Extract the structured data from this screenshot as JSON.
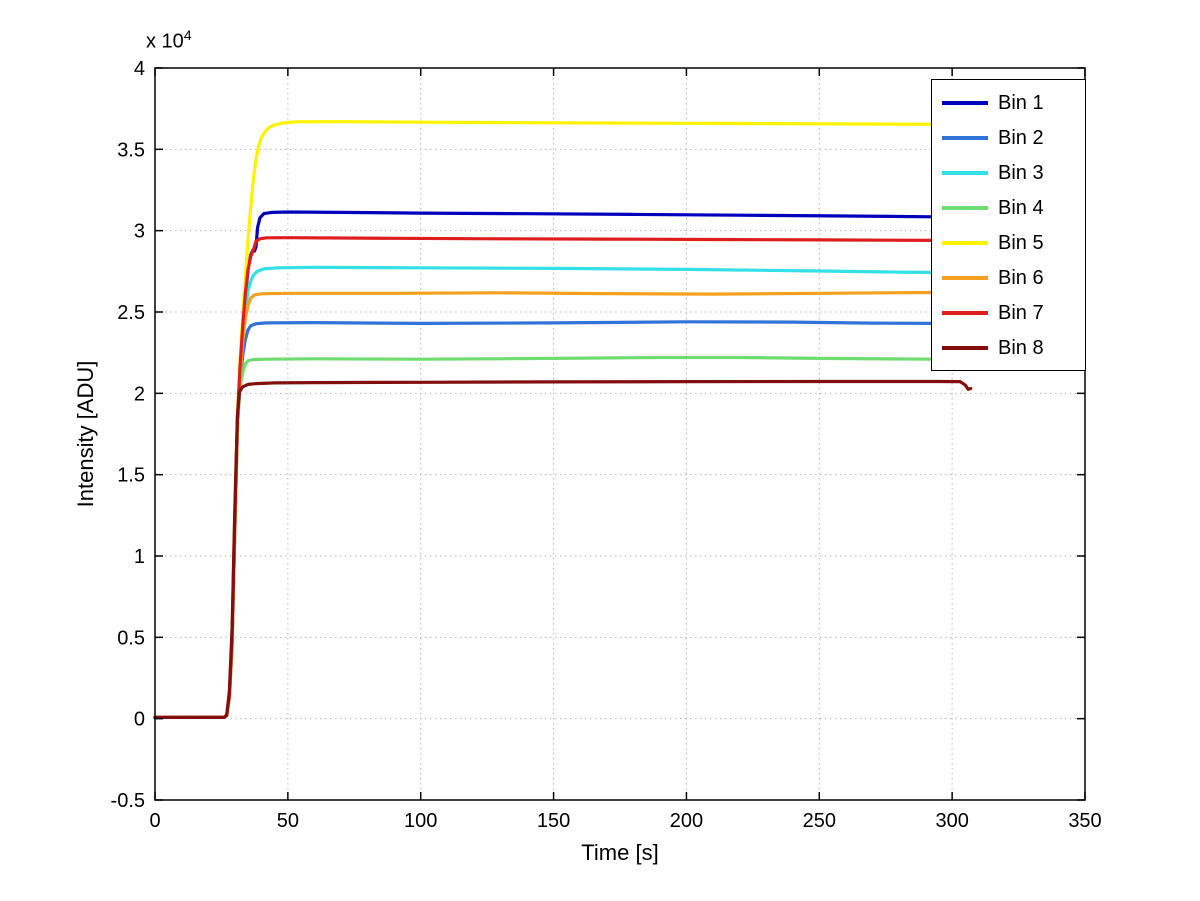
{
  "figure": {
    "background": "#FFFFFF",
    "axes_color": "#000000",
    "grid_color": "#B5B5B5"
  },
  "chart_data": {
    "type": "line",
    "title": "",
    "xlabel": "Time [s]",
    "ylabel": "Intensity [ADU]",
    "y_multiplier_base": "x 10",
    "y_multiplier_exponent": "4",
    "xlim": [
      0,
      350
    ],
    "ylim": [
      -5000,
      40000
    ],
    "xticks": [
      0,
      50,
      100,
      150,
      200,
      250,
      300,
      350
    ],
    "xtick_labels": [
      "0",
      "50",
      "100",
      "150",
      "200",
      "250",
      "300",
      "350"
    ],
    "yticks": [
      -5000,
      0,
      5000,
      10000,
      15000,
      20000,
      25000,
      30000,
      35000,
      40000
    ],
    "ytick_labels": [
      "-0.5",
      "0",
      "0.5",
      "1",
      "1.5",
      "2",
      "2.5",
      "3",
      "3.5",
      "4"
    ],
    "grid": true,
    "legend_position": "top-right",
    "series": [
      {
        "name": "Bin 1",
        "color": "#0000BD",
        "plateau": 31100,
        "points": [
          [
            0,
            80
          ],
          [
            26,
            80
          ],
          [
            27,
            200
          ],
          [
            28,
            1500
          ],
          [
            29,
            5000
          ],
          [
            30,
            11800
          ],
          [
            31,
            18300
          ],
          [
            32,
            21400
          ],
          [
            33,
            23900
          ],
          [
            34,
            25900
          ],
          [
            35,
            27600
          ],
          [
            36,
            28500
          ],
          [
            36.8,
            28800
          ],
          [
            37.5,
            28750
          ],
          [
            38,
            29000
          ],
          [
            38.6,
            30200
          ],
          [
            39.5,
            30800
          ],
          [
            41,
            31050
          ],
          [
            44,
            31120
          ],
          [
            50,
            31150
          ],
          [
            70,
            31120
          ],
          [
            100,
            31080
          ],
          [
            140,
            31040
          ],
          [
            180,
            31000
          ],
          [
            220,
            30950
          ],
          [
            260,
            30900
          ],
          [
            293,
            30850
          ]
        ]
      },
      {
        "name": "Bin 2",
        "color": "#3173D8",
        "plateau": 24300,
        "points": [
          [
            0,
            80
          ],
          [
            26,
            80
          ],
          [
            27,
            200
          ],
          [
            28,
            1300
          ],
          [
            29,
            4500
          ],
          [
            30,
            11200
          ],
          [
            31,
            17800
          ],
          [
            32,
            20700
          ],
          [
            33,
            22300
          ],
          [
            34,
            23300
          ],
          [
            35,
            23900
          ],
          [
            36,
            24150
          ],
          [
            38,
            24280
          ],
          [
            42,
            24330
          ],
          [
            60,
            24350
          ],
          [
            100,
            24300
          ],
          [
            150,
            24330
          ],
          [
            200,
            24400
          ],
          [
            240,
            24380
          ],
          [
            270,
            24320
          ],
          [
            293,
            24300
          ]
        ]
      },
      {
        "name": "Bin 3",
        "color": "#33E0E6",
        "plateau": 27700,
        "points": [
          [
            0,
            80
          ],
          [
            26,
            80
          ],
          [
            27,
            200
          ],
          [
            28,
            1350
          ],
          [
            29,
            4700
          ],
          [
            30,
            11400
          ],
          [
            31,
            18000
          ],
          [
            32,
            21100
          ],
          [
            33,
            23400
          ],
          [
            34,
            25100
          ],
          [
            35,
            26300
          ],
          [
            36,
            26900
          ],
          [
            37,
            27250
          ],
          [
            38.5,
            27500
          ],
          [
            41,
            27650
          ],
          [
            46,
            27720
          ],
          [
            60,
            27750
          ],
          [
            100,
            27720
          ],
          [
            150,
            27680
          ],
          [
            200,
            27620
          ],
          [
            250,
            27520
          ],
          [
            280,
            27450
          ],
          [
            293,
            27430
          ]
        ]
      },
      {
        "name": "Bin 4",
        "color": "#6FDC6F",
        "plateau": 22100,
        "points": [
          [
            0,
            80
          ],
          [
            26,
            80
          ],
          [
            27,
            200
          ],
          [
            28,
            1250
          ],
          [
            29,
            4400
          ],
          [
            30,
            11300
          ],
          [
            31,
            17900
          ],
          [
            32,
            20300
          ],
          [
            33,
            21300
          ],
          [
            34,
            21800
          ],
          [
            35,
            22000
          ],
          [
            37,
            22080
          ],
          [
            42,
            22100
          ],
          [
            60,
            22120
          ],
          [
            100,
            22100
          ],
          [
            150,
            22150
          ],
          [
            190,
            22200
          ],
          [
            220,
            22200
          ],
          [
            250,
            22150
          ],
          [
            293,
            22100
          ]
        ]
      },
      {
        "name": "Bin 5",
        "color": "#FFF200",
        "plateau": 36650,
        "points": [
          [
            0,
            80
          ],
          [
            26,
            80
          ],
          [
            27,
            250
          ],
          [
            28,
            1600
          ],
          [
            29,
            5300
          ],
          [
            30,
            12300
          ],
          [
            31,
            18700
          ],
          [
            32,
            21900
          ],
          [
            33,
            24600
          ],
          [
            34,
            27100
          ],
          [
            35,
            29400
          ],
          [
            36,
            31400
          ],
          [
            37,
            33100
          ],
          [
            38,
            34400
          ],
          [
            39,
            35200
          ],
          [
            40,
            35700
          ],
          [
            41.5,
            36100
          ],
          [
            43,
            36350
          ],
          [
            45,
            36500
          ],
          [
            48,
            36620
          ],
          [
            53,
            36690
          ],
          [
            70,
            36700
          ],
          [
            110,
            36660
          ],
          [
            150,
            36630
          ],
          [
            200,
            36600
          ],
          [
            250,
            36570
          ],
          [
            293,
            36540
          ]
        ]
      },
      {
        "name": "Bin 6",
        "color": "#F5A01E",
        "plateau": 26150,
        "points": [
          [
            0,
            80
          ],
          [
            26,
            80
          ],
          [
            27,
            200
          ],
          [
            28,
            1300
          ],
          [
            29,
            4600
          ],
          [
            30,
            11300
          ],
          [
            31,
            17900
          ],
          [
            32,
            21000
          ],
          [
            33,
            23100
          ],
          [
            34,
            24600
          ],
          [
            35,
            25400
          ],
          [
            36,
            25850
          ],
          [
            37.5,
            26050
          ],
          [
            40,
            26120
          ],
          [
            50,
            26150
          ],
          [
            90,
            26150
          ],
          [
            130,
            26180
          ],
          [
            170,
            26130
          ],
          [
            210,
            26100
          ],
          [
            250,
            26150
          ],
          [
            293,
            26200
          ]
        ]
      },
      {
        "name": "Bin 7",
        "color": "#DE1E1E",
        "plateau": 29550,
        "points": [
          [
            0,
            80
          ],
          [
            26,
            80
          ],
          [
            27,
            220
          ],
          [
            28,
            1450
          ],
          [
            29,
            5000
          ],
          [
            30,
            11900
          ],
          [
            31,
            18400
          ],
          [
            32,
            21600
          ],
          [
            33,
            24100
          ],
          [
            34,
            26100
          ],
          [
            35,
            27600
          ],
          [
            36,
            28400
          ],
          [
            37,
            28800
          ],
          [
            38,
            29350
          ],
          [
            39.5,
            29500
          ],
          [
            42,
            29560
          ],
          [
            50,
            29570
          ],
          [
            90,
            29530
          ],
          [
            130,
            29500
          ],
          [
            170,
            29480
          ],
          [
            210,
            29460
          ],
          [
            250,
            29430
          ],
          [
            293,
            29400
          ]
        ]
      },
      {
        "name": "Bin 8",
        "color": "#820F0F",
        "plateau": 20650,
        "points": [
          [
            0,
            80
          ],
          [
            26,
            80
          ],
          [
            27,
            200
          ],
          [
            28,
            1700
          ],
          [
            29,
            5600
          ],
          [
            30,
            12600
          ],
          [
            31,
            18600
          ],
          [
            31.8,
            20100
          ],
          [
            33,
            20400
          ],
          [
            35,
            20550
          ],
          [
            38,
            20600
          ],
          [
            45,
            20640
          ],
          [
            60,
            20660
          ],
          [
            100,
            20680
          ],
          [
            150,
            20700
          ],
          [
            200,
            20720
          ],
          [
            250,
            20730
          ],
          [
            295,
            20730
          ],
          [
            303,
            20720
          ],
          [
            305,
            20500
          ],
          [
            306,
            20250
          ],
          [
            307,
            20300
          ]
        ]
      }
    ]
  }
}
━━━━━━━━━━━━━━━━━━━━
EXERCISE BRIEF: Search the entries for the word "name" and pick out every line that holds it.

FULL OUTPUT:
        "name": "Bin 1",
        "name": "Bin 2",
        "name": "Bin 3",
        "name": "Bin 4",
        "name": "Bin 5",
        "name": "Bin 6",
        "name": "Bin 7",
        "name": "Bin 8",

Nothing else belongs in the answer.